**Exercise objective:**
From the listing below, copy every line with the word "this".

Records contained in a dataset
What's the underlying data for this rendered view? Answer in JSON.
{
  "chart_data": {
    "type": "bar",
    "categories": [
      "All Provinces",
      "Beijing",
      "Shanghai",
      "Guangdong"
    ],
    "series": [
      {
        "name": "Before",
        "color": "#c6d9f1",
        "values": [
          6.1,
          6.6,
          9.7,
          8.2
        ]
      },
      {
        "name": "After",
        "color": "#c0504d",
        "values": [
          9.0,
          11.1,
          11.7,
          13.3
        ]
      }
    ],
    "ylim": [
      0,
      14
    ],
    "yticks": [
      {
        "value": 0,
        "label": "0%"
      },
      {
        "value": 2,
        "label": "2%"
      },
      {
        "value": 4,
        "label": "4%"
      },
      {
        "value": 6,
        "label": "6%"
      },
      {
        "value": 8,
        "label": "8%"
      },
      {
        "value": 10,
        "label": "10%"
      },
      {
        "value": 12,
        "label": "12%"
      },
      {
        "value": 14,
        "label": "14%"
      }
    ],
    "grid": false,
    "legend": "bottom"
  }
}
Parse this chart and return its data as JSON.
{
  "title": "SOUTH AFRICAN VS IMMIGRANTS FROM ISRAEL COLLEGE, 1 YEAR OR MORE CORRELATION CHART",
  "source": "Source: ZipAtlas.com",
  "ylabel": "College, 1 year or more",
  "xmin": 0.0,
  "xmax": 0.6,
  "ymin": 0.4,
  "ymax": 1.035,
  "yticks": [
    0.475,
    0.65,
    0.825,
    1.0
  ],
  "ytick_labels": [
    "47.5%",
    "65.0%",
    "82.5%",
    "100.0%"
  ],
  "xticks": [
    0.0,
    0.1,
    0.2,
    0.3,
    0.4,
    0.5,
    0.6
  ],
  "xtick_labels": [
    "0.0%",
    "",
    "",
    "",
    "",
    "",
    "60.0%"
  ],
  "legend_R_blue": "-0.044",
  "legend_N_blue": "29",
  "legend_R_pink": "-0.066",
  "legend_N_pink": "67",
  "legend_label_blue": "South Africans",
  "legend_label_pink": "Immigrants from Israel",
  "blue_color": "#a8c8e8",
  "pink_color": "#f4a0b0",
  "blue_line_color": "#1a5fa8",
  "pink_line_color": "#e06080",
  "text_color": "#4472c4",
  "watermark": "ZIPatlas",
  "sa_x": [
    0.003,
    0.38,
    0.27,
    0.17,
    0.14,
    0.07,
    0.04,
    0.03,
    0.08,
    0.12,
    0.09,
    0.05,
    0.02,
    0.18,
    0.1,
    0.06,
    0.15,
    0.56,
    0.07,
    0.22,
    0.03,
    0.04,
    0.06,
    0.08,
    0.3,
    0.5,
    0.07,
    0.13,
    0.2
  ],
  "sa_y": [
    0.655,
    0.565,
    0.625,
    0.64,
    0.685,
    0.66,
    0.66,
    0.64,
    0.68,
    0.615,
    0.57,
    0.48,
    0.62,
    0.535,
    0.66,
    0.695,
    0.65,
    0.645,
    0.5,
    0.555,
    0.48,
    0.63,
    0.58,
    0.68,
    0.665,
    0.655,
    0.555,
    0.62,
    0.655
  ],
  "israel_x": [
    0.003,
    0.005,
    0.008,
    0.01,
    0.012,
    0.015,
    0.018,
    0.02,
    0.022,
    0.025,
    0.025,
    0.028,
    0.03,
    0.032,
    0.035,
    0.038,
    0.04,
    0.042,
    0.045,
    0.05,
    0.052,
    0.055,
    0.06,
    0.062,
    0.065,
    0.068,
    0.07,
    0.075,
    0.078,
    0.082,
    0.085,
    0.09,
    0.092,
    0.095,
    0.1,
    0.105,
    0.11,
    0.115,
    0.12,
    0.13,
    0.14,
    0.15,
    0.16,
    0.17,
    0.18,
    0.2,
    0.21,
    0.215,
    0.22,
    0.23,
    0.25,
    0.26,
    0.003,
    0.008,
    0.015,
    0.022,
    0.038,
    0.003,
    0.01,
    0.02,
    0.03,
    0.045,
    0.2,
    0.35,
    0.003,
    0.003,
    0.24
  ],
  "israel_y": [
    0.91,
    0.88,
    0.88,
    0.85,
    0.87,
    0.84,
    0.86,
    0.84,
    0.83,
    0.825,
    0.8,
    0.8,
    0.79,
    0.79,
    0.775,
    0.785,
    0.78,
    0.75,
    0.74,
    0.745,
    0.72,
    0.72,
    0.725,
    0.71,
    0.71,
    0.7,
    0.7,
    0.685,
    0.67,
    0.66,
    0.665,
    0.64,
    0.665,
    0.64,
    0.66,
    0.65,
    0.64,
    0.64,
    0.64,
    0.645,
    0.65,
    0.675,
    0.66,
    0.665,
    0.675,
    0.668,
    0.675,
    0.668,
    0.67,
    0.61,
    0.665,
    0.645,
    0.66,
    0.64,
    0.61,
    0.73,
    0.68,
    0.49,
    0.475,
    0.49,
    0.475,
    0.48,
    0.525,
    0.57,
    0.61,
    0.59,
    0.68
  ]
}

**Reply to the exercise:**
What's the underlying data for this rendered view? Answer in JSON.
Parse this chart and return its data as JSON.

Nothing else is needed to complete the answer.